Exercise directions.
Using the records below, locate all lines containing "notification" and return them.

Dataset records

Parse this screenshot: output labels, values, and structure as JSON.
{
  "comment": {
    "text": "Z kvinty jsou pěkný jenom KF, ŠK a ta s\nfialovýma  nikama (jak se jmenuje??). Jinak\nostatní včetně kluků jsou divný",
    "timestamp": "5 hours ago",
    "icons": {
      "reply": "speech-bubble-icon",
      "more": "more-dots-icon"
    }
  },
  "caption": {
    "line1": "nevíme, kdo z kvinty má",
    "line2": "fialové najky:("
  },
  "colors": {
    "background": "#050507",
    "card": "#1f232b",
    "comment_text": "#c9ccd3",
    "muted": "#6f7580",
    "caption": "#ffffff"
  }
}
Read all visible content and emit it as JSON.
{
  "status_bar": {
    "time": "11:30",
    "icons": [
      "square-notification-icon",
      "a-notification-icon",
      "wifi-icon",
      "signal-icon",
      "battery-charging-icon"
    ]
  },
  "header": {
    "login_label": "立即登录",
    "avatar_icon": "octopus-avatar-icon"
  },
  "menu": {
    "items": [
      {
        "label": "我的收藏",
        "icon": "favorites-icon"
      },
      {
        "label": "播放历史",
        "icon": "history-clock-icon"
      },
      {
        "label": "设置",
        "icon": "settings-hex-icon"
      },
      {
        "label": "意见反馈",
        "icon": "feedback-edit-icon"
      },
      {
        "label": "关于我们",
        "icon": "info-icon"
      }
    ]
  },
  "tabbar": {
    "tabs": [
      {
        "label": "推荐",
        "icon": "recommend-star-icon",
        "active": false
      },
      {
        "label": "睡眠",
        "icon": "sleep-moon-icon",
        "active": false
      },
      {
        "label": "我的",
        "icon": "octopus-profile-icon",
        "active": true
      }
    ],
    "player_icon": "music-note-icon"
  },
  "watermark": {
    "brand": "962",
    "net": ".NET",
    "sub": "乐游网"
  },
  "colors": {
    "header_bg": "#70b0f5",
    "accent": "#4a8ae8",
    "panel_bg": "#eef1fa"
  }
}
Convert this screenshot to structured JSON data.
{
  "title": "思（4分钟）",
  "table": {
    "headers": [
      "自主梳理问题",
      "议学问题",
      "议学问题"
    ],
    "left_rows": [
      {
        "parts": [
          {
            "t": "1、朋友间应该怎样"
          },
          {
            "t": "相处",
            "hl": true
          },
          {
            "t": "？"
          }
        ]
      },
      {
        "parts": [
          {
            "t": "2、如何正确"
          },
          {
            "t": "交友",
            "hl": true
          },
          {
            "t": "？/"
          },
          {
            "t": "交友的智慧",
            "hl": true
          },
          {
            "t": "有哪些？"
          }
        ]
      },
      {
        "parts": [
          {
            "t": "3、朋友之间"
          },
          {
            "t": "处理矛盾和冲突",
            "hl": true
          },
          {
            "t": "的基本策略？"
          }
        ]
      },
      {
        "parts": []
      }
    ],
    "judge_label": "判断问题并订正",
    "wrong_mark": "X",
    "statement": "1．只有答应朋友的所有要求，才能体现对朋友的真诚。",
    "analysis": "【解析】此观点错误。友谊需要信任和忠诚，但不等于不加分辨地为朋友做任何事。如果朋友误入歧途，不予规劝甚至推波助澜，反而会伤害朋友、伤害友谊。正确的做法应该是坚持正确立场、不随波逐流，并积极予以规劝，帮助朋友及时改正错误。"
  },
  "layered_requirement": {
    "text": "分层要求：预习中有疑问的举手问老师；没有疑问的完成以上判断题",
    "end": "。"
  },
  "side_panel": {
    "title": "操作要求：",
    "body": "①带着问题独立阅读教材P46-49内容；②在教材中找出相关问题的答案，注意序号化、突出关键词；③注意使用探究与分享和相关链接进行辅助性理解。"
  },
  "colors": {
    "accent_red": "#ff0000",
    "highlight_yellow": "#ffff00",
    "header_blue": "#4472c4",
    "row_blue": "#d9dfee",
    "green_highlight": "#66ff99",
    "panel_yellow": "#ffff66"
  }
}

Exercise answer.
      "square-notification-icon",
      "a-notification-icon",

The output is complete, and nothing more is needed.